- **Work required**
Please quote the material exactly, every line of it.

- **Supplied data**
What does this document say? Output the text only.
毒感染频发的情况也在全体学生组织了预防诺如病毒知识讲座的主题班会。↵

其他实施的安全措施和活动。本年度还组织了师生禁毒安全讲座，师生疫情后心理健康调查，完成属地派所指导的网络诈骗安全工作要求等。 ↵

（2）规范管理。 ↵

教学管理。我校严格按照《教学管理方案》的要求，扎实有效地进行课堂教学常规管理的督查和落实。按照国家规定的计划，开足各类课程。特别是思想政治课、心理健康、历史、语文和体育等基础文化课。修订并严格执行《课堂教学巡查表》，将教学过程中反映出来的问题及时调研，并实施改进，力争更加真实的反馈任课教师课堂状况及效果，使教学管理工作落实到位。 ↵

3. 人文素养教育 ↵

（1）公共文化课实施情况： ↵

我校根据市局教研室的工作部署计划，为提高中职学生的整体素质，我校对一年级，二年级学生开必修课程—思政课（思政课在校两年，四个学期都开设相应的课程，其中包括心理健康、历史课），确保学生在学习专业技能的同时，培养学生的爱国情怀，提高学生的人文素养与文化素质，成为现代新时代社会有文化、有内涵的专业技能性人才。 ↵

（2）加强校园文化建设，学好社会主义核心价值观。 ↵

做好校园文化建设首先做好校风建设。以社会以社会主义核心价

- **Output for this exercise**
What does this document say? Output the text only.
毒感染频发的情况也在全体学生组织了预防诺如病毒知识讲座的主题班会。↵

其他实施的安全措施和活动。本年度还组织了师生禁毒安全讲座，师生疫情后心理健康调查，完成属地派所指导的网络诈骗安全工作要求等。 ↵

（2）规范管理。 ↵

教学管理。我校严格按照《教学管理方案》的要求，扎实有效地进行课堂教学常规管理的督查和落实。按照国家规定的计划，开足各类课程。特别是思想政治课、心理健康、历史、语文和体育等基础文化课。修订并严格执行《课堂教学巡查表》，将教学过程中反映出来的问题及时调研，并实施改进，力争更加真实的反馈任课教师课堂状况及效果，使教学管理工作落实到位。 ↵

3. 人文素养教育 ↵

（1）公共文化课实施情况： ↵

我校根据市局教研室的工作部署计划，为提高中职学生的整体素质，我校对一年级，二年级学生开必修课程—思政课（思政课在校两年，四个学期都开设相应的课程，其中包括心理健康、历史课），确保学生在学习专业技能的同时，培养学生的爱国情怀，提高学生的人文素养与文化素质，成为现代新时代社会有文化、有内涵的专业技能性人才。 ↵

（2）加强校园文化建设，学好社会主义核心价值观。 ↵

做好校园文化建设首先做好校风建设。以社会以社会主义核心价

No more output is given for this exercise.